On sait peu de chose de la vie de Rabelais, en comparaison du moins de ce que l’on s’attendrait à savoir sur un homme aussi répandu. On n’est pas même d’accord sur l’année de sa naissance. Tandis que, selon l’opinion longtemps la plus accréditée, il serait né en 1483, MM. Rathery, P. Lacroix, B. Fillon, confirmant un soupçon jadis émis par le père Nicéron, voudraient rapprocher cette date de 1495. Fils d’un bourgeois assez aisé de Chinon, nous le voyons d’abord au couvent de Sevillé ou Seully, puis à celui de la Basmette, où il se lie d’amitié avec les quatre frères Du Bellay[1], dont plus tard la fidèle amitié devait lui être d’un puissant secours, ainsi qu’avec Geoffroy d’Estissac, futur évêque de Maillezais, les juristes Tiraqueau, Boucher et Pierre Amy. Vers 1520 ou un peu avant, il reçoit les ordres. Son savoir était déjà remarquable. Il correspondait en grec avec l’illustre Guillaume Budé, il étudiait l’italien, l’espagnol, l’allemand, l’hébreu, l’arabe. Sa vive intelligence s’ouvrait avec passion à cette pluie de connaissances de tout genre que la renaissance en plein épanouissement faisait tomber sur un monde altéré de vérités nouvelles. Il n’en fallait pas davantage pour exciter la défiance, bientôt la haine des moines ignorans au milieu desquels il devait vivre. Lui et Pierre Amy furent jetés en prison, et ce fut seulement aux démarches actives de Tiraqueau et de Budé qu’ils durent d’en pouvoir sortir. En 1524, avec la permission du pape, Rabelais quitta les cordeliers pour entrer aux bénédictins de Maillezais, où il espérait trouver moins d’entraves à ses études favorites. Son espoir fut trompé : dégoûté à tout jamais de la vie monacale, il prit la clé des champs ; il fut recueilli par son an-

  1. L’aîné, Guillaume, fut un capitaine distingué ; Jean Du Bellay devint évêque de Paris et négociateur renommé ; Martin Du Bellay fut gouverneur de Normandie, et le dernier, René, évêque du Mans.

TÂCHE COURTE: D'après l'extrait sur Rabelais, en quelle année quitta-t-il les cordeliers pour entrer chez les bénédictins de Maillezais ?

MATÉRIEL EXTRAIT:
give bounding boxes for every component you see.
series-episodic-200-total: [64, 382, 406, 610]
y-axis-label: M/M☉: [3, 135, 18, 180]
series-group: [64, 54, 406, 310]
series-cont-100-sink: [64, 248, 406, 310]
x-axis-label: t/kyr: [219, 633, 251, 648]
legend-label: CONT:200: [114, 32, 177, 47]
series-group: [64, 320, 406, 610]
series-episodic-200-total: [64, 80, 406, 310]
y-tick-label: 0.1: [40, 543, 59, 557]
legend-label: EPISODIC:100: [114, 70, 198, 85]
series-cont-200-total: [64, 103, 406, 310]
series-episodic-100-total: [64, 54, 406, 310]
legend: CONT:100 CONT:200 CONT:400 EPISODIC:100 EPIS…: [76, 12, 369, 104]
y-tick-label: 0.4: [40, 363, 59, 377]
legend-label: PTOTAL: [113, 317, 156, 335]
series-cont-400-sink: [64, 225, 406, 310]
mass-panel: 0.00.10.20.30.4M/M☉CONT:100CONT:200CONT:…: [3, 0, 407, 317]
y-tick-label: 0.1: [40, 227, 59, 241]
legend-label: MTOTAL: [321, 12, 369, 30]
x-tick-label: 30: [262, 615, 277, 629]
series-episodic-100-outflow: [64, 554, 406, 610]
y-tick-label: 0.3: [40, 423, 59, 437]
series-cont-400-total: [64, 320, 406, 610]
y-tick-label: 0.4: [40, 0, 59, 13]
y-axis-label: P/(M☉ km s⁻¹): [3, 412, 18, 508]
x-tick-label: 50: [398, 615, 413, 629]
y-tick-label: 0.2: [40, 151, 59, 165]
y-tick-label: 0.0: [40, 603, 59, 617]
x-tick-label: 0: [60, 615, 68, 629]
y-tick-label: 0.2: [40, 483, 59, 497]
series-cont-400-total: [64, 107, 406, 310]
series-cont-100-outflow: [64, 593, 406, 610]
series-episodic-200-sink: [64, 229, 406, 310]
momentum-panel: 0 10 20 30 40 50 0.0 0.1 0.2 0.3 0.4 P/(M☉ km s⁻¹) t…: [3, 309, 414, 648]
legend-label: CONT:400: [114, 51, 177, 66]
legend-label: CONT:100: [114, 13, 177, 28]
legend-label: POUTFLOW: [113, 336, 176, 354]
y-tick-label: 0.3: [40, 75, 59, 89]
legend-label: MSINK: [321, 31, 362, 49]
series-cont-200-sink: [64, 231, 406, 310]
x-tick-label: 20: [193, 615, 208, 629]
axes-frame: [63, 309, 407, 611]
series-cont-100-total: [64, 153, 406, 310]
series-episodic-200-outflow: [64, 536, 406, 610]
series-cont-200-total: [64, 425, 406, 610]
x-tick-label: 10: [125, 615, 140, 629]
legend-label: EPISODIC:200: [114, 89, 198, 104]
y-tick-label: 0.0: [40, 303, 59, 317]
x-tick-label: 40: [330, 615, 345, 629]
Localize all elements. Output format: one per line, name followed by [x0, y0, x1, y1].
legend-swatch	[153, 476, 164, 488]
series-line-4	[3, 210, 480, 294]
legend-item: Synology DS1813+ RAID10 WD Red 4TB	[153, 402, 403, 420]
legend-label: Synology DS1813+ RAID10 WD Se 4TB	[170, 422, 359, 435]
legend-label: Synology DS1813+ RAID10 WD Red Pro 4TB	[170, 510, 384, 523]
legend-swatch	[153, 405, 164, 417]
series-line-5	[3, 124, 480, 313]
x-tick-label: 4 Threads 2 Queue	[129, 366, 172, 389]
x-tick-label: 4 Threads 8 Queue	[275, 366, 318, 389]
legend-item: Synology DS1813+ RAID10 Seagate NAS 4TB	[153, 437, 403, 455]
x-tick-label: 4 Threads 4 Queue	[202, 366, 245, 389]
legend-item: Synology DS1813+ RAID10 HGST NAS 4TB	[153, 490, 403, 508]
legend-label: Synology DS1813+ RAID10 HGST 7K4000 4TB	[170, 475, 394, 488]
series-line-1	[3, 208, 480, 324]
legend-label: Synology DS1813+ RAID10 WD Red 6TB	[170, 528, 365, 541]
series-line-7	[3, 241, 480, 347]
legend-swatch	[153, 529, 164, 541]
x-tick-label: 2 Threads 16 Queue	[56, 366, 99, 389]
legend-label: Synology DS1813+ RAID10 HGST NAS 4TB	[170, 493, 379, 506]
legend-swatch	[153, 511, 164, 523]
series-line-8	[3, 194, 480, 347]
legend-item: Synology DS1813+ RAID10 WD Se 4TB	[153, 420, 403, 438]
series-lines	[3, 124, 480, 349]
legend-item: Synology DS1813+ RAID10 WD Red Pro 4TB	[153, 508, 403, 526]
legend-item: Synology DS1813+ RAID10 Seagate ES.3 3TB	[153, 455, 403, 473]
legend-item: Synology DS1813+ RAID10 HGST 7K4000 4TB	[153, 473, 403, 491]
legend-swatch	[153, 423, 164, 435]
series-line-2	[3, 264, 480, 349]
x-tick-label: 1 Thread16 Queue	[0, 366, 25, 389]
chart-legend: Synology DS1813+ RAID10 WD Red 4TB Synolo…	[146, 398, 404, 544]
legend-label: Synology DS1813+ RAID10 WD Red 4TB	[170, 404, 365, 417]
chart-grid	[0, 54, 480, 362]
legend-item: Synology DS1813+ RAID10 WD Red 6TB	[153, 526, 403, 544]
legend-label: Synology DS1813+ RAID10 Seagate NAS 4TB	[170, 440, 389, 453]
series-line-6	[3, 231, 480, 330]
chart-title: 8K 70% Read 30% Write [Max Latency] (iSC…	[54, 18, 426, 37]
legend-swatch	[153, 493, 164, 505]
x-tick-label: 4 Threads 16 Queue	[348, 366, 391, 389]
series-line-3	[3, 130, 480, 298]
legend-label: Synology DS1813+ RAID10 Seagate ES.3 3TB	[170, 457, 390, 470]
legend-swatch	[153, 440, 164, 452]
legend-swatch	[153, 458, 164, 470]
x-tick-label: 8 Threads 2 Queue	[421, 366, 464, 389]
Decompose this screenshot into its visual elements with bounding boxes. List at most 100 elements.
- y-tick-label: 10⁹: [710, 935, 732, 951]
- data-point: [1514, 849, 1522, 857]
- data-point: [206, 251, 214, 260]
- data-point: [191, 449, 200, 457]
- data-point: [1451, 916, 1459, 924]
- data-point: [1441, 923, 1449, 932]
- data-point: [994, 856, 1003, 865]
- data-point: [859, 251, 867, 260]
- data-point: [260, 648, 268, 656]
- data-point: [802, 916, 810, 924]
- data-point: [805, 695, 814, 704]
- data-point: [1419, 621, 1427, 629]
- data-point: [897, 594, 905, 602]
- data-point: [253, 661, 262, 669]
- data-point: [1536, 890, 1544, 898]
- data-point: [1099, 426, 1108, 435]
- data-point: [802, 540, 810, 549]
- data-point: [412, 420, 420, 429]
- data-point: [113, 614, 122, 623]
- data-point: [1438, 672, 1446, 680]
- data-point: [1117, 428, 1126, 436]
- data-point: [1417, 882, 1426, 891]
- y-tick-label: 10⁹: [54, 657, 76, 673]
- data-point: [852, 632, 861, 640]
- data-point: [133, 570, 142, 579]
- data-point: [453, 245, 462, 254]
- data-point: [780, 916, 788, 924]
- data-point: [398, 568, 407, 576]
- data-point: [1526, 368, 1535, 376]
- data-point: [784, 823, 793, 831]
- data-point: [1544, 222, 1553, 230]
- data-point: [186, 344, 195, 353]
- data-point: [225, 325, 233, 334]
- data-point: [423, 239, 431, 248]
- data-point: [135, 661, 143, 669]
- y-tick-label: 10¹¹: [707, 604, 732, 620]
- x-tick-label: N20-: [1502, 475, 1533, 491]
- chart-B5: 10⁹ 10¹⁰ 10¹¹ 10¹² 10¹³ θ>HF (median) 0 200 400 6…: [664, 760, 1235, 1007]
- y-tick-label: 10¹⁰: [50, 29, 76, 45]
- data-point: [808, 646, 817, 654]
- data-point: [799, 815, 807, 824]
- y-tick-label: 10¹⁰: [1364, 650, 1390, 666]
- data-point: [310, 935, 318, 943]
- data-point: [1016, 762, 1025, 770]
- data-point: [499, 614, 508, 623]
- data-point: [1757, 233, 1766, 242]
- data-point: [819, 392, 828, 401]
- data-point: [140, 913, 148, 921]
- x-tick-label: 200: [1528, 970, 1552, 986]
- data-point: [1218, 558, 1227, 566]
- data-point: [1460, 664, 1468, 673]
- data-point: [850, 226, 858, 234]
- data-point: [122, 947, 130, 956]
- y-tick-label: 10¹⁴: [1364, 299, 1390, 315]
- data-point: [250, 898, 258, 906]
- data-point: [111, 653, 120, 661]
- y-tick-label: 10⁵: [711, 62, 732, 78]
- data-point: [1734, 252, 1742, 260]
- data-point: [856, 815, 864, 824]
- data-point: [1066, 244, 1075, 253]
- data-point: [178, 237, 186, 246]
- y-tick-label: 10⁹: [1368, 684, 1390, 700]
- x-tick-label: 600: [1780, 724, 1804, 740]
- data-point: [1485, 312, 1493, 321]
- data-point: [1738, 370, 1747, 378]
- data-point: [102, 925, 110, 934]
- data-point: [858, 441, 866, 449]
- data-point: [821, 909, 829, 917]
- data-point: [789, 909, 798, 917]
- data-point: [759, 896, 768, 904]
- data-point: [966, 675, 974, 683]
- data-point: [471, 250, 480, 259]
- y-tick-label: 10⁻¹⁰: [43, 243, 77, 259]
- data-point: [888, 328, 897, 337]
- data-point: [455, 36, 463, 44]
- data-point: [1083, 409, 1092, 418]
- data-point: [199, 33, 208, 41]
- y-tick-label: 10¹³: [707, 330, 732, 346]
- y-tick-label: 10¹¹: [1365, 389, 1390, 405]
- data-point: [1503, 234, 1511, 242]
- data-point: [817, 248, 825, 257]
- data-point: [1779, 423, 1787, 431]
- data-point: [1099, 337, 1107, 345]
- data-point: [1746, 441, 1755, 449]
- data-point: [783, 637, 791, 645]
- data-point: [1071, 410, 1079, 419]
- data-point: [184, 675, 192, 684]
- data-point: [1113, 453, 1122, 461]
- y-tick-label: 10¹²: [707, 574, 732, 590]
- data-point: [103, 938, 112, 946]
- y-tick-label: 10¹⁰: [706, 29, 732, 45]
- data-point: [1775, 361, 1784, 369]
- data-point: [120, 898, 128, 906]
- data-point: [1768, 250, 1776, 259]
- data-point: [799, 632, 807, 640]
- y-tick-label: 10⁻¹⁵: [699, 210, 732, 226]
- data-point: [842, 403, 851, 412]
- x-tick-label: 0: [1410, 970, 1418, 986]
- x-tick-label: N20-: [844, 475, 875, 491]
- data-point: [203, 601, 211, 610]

SOLUTION RÉDIGÉE: En 1524, avec la permission du pape.